-- Begin --
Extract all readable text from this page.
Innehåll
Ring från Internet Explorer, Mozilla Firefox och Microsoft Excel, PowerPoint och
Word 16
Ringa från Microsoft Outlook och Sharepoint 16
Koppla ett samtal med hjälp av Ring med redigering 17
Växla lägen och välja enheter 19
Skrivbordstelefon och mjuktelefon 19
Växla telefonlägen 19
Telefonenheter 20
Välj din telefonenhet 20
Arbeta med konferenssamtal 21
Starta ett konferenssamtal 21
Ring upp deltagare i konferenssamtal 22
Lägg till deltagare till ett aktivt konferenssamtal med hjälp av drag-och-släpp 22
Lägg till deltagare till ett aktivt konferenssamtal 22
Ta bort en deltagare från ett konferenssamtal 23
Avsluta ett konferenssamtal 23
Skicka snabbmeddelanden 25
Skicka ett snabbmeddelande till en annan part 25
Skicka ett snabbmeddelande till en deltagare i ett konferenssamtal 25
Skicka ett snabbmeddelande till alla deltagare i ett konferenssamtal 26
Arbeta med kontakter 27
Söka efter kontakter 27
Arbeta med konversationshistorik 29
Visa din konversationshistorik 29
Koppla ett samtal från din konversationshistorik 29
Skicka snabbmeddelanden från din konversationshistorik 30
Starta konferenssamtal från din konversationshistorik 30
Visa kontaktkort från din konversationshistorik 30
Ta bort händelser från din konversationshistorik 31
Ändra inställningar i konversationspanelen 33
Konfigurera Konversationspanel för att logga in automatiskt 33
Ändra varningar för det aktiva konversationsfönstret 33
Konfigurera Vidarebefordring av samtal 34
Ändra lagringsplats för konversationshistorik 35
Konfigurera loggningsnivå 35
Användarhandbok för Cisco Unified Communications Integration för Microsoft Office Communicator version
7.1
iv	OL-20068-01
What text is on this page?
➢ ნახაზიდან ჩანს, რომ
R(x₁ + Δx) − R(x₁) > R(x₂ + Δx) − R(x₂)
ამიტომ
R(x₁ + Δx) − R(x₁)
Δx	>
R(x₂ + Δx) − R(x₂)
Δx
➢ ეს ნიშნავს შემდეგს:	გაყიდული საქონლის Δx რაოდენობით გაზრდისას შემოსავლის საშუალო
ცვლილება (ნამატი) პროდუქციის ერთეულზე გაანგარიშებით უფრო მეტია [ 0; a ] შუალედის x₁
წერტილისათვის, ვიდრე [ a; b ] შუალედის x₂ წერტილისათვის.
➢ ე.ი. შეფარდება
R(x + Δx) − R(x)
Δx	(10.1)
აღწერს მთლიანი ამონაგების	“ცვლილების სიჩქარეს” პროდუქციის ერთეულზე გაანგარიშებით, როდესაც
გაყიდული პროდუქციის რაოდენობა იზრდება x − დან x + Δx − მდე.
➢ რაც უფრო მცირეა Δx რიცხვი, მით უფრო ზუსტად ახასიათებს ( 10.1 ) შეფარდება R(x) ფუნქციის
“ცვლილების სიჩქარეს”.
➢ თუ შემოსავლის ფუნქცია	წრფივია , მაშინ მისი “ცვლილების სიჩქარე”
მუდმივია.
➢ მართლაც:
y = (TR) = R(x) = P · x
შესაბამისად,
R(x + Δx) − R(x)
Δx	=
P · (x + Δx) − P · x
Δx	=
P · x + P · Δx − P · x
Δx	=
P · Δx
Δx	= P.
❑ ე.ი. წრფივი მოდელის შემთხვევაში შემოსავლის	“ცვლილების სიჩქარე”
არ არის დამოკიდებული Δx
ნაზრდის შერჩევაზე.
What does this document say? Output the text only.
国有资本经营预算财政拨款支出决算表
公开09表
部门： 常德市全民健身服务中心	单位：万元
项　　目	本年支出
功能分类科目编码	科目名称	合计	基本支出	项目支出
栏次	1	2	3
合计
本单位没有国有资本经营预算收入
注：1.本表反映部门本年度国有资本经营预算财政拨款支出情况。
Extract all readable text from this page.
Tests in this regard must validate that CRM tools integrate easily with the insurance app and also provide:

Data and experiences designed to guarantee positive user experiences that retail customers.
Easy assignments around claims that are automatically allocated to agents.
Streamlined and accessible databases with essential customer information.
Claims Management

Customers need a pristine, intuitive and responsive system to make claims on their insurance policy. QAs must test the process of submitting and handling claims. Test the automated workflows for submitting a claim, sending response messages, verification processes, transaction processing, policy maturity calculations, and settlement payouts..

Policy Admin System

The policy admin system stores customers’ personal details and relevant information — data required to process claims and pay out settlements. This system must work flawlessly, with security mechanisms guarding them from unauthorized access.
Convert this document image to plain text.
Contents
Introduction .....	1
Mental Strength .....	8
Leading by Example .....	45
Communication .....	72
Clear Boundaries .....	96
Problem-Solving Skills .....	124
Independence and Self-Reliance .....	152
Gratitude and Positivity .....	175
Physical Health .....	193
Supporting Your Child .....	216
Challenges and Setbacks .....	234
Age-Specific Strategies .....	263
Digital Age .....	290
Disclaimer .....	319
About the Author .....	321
-- End --
◆ THE EXERCISE ◆
Count the lines in the records above that contain the word "Microsoft", and reply with only that number.

◆ EXERCISE RESULT ◆
3